:: Task prompt ::
From the entries below, copy every line holding the word "SEDE".

+===+

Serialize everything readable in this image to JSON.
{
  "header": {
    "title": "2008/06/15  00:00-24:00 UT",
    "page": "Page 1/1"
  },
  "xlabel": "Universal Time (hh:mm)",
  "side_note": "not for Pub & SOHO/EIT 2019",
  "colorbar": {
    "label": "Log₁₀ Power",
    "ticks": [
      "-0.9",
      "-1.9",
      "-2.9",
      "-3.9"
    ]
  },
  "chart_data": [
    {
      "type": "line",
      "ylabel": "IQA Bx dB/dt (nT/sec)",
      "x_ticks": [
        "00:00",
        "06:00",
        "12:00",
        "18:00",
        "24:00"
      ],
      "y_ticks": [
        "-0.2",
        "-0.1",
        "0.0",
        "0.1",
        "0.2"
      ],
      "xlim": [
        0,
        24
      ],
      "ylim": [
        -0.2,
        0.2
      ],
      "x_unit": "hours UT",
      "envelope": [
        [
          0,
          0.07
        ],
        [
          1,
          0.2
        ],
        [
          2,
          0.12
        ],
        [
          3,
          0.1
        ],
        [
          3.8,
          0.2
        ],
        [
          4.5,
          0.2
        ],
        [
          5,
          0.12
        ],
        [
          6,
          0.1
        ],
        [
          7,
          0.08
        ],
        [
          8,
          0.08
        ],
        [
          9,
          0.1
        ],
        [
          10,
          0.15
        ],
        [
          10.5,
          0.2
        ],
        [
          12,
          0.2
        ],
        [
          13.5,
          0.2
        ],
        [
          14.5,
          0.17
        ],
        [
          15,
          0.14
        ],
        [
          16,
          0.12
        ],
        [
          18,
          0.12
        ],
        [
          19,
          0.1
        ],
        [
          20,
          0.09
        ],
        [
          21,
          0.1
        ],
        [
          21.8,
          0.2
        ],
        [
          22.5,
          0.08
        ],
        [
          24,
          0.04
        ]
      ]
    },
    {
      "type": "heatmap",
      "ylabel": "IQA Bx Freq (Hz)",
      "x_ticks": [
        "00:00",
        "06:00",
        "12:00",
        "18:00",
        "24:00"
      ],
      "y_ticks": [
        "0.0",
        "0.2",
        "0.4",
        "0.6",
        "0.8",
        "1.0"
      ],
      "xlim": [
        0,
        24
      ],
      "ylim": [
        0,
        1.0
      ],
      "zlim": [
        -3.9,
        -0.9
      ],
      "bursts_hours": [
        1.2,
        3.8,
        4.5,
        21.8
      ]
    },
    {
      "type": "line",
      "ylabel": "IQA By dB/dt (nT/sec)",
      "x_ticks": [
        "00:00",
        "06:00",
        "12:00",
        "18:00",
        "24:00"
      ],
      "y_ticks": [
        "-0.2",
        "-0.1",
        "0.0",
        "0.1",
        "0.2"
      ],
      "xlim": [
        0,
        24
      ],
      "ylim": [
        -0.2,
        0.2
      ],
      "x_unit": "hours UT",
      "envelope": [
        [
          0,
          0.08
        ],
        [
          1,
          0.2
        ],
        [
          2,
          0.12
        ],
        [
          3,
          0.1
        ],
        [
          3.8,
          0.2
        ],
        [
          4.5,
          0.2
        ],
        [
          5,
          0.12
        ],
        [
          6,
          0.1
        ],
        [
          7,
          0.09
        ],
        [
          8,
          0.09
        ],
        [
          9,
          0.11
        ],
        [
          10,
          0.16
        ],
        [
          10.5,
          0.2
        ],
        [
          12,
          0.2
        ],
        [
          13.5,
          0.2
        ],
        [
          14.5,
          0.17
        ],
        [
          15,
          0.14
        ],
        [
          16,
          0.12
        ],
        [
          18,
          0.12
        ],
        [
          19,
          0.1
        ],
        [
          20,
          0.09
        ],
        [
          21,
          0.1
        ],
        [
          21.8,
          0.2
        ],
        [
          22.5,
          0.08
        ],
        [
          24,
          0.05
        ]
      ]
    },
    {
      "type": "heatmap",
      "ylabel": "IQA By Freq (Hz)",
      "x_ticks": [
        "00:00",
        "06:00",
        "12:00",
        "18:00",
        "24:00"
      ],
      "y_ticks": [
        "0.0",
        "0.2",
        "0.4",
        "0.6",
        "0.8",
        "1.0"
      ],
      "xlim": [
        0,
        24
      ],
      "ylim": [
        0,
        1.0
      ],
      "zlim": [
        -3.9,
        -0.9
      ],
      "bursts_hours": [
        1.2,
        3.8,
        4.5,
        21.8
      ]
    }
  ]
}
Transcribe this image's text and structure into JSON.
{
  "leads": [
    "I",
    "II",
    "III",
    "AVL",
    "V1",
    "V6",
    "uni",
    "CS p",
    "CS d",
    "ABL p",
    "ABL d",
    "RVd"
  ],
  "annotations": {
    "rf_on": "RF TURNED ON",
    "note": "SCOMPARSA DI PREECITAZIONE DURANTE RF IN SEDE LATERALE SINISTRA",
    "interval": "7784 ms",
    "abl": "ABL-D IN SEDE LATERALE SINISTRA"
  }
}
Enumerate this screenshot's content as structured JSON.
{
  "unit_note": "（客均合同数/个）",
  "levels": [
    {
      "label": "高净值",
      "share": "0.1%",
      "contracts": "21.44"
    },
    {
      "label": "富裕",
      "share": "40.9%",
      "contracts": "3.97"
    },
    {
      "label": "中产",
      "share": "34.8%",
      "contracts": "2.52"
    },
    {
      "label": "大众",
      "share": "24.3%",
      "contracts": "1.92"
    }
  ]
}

+===+

:: Task result ::
    "note": "SCOMPARSA DI PREECITAZIONE DURANTE RF IN SEDE LATERALE SINISTRA",
    "abl": "ABL-D IN SEDE LATERALE SINISTRA"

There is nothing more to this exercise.